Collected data
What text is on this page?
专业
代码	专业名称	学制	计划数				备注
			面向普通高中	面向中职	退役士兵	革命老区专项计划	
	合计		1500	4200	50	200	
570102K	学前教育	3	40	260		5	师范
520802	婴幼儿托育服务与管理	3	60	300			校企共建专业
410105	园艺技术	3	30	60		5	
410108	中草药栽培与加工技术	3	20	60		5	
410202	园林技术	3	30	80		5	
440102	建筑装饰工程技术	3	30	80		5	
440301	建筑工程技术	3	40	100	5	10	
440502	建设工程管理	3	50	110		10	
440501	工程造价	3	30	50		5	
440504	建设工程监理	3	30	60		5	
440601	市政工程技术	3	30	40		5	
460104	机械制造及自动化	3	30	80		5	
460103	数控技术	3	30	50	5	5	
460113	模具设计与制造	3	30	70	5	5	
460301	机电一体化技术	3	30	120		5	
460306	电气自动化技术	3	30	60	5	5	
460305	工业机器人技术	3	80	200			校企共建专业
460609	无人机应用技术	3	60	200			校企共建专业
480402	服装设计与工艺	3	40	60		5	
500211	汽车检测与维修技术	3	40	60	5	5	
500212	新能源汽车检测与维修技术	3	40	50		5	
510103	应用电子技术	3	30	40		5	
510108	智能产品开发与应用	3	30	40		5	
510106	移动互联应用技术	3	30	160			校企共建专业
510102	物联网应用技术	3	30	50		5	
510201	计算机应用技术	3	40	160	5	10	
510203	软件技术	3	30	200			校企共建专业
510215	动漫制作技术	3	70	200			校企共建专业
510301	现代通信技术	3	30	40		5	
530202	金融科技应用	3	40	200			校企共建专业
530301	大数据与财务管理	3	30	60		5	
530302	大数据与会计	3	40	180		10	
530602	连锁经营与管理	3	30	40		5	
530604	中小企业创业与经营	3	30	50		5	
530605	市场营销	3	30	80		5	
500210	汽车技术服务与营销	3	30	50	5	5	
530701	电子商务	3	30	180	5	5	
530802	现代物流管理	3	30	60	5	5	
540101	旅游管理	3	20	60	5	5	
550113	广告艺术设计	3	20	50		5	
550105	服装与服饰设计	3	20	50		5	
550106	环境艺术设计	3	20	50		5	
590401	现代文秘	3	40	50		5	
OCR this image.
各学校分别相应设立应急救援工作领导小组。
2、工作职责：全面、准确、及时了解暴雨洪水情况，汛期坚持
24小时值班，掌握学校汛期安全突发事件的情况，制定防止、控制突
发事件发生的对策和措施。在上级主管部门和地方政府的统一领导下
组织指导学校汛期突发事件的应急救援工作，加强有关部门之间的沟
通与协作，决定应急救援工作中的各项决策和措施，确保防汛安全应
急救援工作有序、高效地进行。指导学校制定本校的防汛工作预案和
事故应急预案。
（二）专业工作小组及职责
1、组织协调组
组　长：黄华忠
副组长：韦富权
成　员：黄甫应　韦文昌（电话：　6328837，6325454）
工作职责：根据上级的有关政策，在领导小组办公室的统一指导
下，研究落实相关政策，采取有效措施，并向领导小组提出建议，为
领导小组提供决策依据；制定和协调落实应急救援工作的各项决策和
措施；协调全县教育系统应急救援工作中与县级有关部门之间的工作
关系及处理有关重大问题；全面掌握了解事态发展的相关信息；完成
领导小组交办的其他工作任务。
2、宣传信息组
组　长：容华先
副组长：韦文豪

PROBLEM DETAILS: Repeat each of the entries above precisely as given.

EXPECTED ANSWER:
What text is on this page?
专业
代码	专业名称	学制	计划数				备注
			面向普通高中	面向中职	退役士兵	革命老区专项计划	
	合计		1500	4200	50	200	
570102K	学前教育	3	40	260		5	师范
520802	婴幼儿托育服务与管理	3	60	300			校企共建专业
410105	园艺技术	3	30	60		5	
410108	中草药栽培与加工技术	3	20	60		5	
410202	园林技术	3	30	80		5	
440102	建筑装饰工程技术	3	30	80		5	
440301	建筑工程技术	3	40	100	5	10	
440502	建设工程管理	3	50	110		10	
440501	工程造价	3	30	50		5	
440504	建设工程监理	3	30	60		5	
440601	市政工程技术	3	30	40		5	
460104	机械制造及自动化	3	30	80		5	
460103	数控技术	3	30	50	5	5	
460113	模具设计与制造	3	30	70	5	5	
460301	机电一体化技术	3	30	120		5	
460306	电气自动化技术	3	30	60	5	5	
460305	工业机器人技术	3	80	200			校企共建专业
460609	无人机应用技术	3	60	200			校企共建专业
480402	服装设计与工艺	3	40	60		5	
500211	汽车检测与维修技术	3	40	60	5	5	
500212	新能源汽车检测与维修技术	3	40	50		5	
510103	应用电子技术	3	30	40		5	
510108	智能产品开发与应用	3	30	40		5	
510106	移动互联应用技术	3	30	160			校企共建专业
510102	物联网应用技术	3	30	50		5	
510201	计算机应用技术	3	40	160	5	10	
510203	软件技术	3	30	200			校企共建专业
510215	动漫制作技术	3	70	200			校企共建专业
510301	现代通信技术	3	30	40		5	
530202	金融科技应用	3	40	200			校企共建专业
530301	大数据与财务管理	3	30	60		5	
530302	大数据与会计	3	40	180		10	
530602	连锁经营与管理	3	30	40		5	
530604	中小企业创业与经营	3	30	50		5	
530605	市场营销	3	30	80		5	
500210	汽车技术服务与营销	3	30	50	5	5	
530701	电子商务	3	30	180	5	5	
530802	现代物流管理	3	30	60	5	5	
540101	旅游管理	3	20	60	5	5	
550113	广告艺术设计	3	20	50		5	
550105	服装与服饰设计	3	20	50		5	
550106	环境艺术设计	3	20	50		5	
590401	现代文秘	3	40	50		5	
OCR this image.
各学校分别相应设立应急救援工作领导小组。
2、工作职责：全面、准确、及时了解暴雨洪水情况，汛期坚持
24小时值班，掌握学校汛期安全突发事件的情况，制定防止、控制突
发事件发生的对策和措施。在上级主管部门和地方政府的统一领导下
组织指导学校汛期突发事件的应急救援工作，加强有关部门之间的沟
通与协作，决定应急救援工作中的各项决策和措施，确保防汛安全应
急救援工作有序、高效地进行。指导学校制定本校的防汛工作预案和
事故应急预案。
（二）专业工作小组及职责
1、组织协调组
组　长：黄华忠
副组长：韦富权
成　员：黄甫应　韦文昌（电话：　6328837，6325454）
工作职责：根据上级的有关政策，在领导小组办公室的统一指导
下，研究落实相关政策，采取有效措施，并向领导小组提出建议，为
领导小组提供决策依据；制定和协调落实应急救援工作的各项决策和
措施；协调全县教育系统应急救援工作中与县级有关部门之间的工作
关系及处理有关重大问题；全面掌握了解事态发展的相关信息；完成
领导小组交办的其他工作任务。
2、宣传信息组
组　长：容华先
副组长：韦文豪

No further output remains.